### Information shown

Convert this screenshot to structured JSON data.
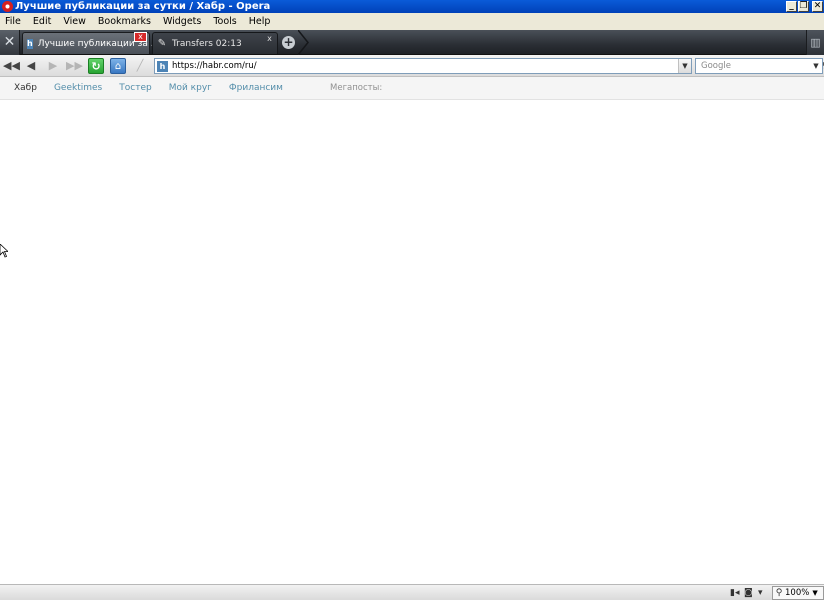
{
  "window": {
    "title": "Лучшие публикации за сутки / Хабр - Opera",
    "buttons": {
      "minimize": "_",
      "maximize": "❐",
      "close": "✕"
    }
  },
  "menu": {
    "items": [
      {
        "label": "File"
      },
      {
        "label": "Edit"
      },
      {
        "label": "View"
      },
      {
        "label": "Bookmarks"
      },
      {
        "label": "Widgets"
      },
      {
        "label": "Tools"
      },
      {
        "label": "Help"
      }
    ]
  },
  "tabs": {
    "items": [
      {
        "label": "Лучшие публикации за ...",
        "favicon": "h",
        "close": "x",
        "active": true
      },
      {
        "label": "Transfers 02:13",
        "favicon": "transfer-icon",
        "close": "x",
        "active": false
      }
    ],
    "new_tab": "+"
  },
  "toolbar": {
    "address": {
      "value": "https://habr.com/ru/",
      "favicon": "h"
    },
    "search": {
      "placeholder": "Google"
    }
  },
  "site_nav": {
    "items": [
      {
        "label": "Хабр",
        "current": true
      },
      {
        "label": "Geektimes"
      },
      {
        "label": "Тостер"
      },
      {
        "label": "Мой круг"
      },
      {
        "label": "Фрилансим"
      }
    ],
    "megaposts_label": "Мегапосты:"
  },
  "status": {
    "zoom": "100%"
  },
  "colors": {
    "titlebar": "#0a5bd8",
    "site_link": "#548eaa",
    "tab_close_active": "#d62a2a"
  }
}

######

• **What to work on**: Select every line of the records holding the string "favicon".

• **Solution to the problem**:
        "favicon": "h",
        "favicon": "transfer-icon",
      "favicon": "h"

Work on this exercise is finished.